● Records for this exercise:
·····

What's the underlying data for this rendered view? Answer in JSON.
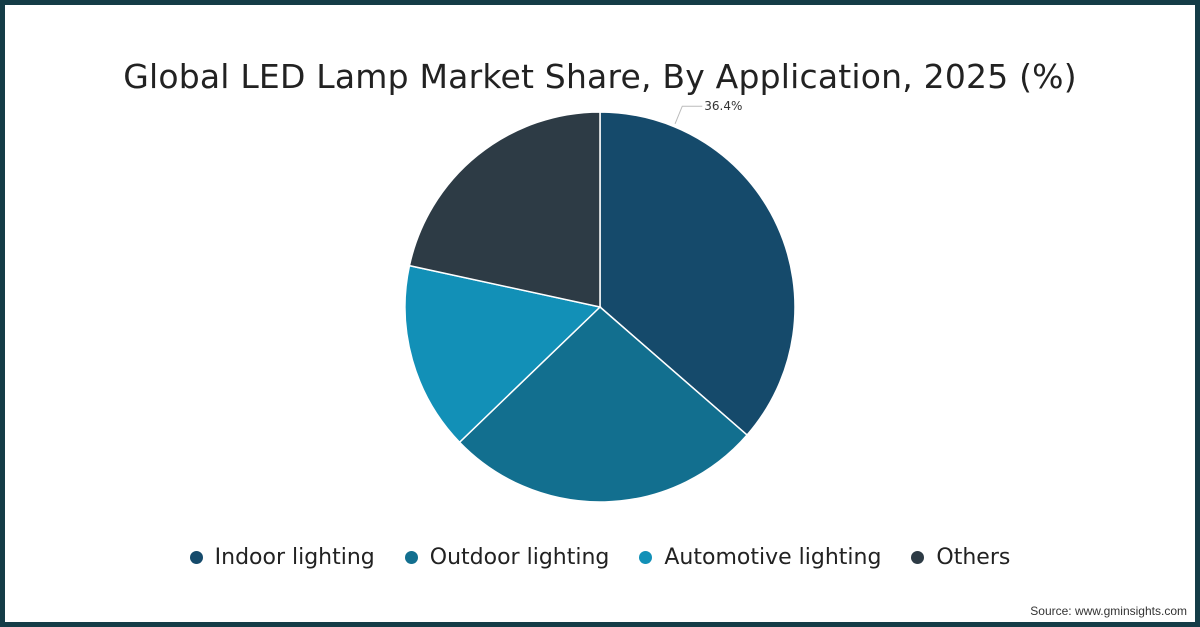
{
  "chart_data": {
    "type": "pie",
    "title": "Global LED Lamp Market Share, By Application, 2025 (%)",
    "categories": [
      "Indoor lighting",
      "Outdoor lighting",
      "Automotive lighting",
      "Others"
    ],
    "values": [
      36.4,
      26.4,
      15.6,
      21.6
    ],
    "data_labels": [
      "36.4%",
      null,
      null,
      null
    ],
    "colors": [
      "#154a6b",
      "#126f8f",
      "#1290b7",
      "#2d3b45"
    ],
    "legend_position": "bottom",
    "start_angle_deg": 0,
    "direction": "clockwise"
  },
  "source": "Source: www.gminsights.com"
}
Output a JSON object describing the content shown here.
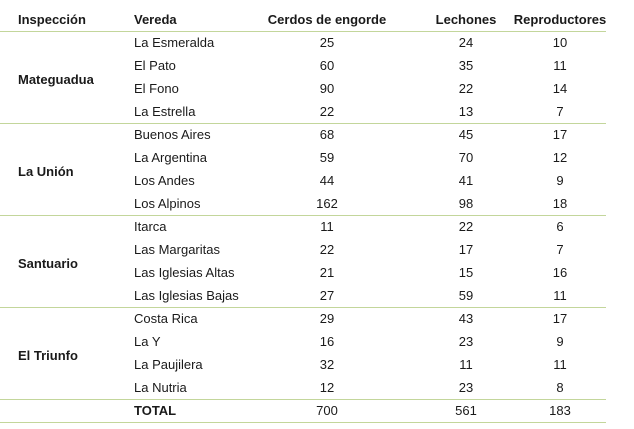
{
  "table": {
    "header": [
      "Inspección",
      "Vereda",
      "Cerdos de engorde",
      "Lechones",
      "Reproductores"
    ],
    "groups": [
      {
        "inspeccion": "Mateguadua",
        "rows": [
          [
            "La Esmeralda",
            25,
            24,
            10
          ],
          [
            "El Pato",
            60,
            35,
            11
          ],
          [
            "El Fono",
            90,
            22,
            14
          ],
          [
            "La Estrella",
            22,
            13,
            7
          ]
        ]
      },
      {
        "inspeccion": "La Unión",
        "rows": [
          [
            "Buenos Aires",
            68,
            45,
            17
          ],
          [
            "La Argentina",
            59,
            70,
            12
          ],
          [
            "Los Andes",
            44,
            41,
            9
          ],
          [
            "Los Alpinos",
            162,
            98,
            18
          ]
        ]
      },
      {
        "inspeccion": "Santuario",
        "rows": [
          [
            "Itarca",
            11,
            22,
            6
          ],
          [
            "Las Margaritas",
            22,
            17,
            7
          ],
          [
            "Las Iglesias Altas",
            21,
            15,
            16
          ],
          [
            "Las Iglesias Bajas",
            27,
            59,
            11
          ]
        ]
      },
      {
        "inspeccion": "El Triunfo",
        "rows": [
          [
            "Costa Rica",
            29,
            43,
            17
          ],
          [
            "La Y",
            16,
            23,
            9
          ],
          [
            "La Paujilera",
            32,
            11,
            11
          ],
          [
            "La Nutria",
            12,
            23,
            8
          ]
        ]
      }
    ],
    "total": {
      "label": "TOTAL",
      "values": [
        700,
        561,
        183
      ]
    }
  }
}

·····

● Instruction: Images must not appear in the copy; reproduce everything else in the records verbatim.

● Solution for this problem:
What's the underlying data for this rendered view? Answer in JSON.
{
  "chart_data": {
    "type": "pie",
    "title": "Global LED Lamp Market Share, By Application, 2025 (%)",
    "categories": [
      "Indoor lighting",
      "Outdoor lighting",
      "Automotive lighting",
      "Others"
    ],
    "values": [
      36.4,
      26.4,
      15.6,
      21.6
    ],
    "data_labels": [
      "36.4%",
      null,
      null,
      null
    ],
    "colors": [
      "#154a6b",
      "#126f8f",
      "#1290b7",
      "#2d3b45"
    ],
    "legend_position": "bottom",
    "start_angle_deg": 0,
    "direction": "clockwise"
  },
  "source": "Source: www.gminsights.com"
}
Output a JSON object describing the content shown here.
{
  "table": {
    "header": [
      "Inspección",
      "Vereda",
      "Cerdos de engorde",
      "Lechones",
      "Reproductores"
    ],
    "groups": [
      {
        "inspeccion": "Mateguadua",
        "rows": [
          [
            "La Esmeralda",
            25,
            24,
            10
          ],
          [
            "El Pato",
            60,
            35,
            11
          ],
          [
            "El Fono",
            90,
            22,
            14
          ],
          [
            "La Estrella",
            22,
            13,
            7
          ]
        ]
      },
      {
        "inspeccion": "La Unión",
        "rows": [
          [
            "Buenos Aires",
            68,
            45,
            17
          ],
          [
            "La Argentina",
            59,
            70,
            12
          ],
          [
            "Los Andes",
            44,
            41,
            9
          ],
          [
            "Los Alpinos",
            162,
            98,
            18
          ]
        ]
      },
      {
        "inspeccion": "Santuario",
        "rows": [
          [
            "Itarca",
            11,
            22,
            6
          ],
          [
            "Las Margaritas",
            22,
            17,
            7
          ],
          [
            "Las Iglesias Altas",
            21,
            15,
            16
          ],
          [
            "Las Iglesias Bajas",
            27,
            59,
            11
          ]
        ]
      },
      {
        "inspeccion": "El Triunfo",
        "rows": [
          [
            "Costa Rica",
            29,
            43,
            17
          ],
          [
            "La Y",
            16,
            23,
            9
          ],
          [
            "La Paujilera",
            32,
            11,
            11
          ],
          [
            "La Nutria",
            12,
            23,
            8
          ]
        ]
      }
    ],
    "total": {
      "label": "TOTAL",
      "values": [
        700,
        561,
        183
      ]
    }
  }
}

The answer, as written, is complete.